--- STORED RECORDS ---
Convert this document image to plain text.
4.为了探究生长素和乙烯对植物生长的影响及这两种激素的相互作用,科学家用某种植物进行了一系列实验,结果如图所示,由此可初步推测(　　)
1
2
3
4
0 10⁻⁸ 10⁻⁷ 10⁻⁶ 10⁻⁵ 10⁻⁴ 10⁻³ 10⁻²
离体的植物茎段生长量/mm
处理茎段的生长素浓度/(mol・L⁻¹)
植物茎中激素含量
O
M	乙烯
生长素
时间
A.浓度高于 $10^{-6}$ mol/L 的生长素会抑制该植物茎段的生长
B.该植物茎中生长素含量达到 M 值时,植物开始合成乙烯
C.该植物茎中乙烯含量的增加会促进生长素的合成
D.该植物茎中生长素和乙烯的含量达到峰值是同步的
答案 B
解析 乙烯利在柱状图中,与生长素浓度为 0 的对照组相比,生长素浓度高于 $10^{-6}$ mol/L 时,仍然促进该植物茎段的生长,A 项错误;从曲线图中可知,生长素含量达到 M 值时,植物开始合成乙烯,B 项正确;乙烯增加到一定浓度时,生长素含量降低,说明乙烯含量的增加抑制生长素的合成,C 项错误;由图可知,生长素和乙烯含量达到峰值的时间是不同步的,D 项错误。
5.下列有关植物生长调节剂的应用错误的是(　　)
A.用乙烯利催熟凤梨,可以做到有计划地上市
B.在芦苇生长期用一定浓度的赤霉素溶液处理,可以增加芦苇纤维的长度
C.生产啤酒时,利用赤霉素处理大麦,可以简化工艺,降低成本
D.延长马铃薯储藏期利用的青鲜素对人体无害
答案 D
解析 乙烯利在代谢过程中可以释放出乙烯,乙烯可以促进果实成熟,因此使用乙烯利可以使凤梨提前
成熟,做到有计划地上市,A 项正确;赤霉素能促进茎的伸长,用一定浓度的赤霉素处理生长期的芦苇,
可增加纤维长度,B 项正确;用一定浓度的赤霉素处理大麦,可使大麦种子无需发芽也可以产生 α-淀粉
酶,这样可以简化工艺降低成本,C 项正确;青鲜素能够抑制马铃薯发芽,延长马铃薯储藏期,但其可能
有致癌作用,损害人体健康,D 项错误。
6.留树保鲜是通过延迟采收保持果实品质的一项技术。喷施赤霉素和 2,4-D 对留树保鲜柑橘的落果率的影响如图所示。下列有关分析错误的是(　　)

--- WHAT IS BEING ASKED ---
Pull every line containing the word "植物开始合成乙烯" out of the material and copy it.

--- WRITTEN RESPONSE ---
B.该植物茎中生长素含量达到 M 值时,植物开始合成乙烯
解析 乙烯利在柱状图中,与生长素浓度为 0 的对照组相比,生长素浓度高于 $10^{-6}$ mol/L 时,仍然促进该植物茎段的生长,A 项错误;从曲线图中可知,生长素含量达到 M 值时,植物开始合成乙烯,B 项正确;乙烯增加到一定浓度时,生长素含量降低,说明乙烯含量的增加抑制生长素的合成,C 项错误;由图可知,生长素和乙烯含量达到峰值的时间是不同步的,D 项错误。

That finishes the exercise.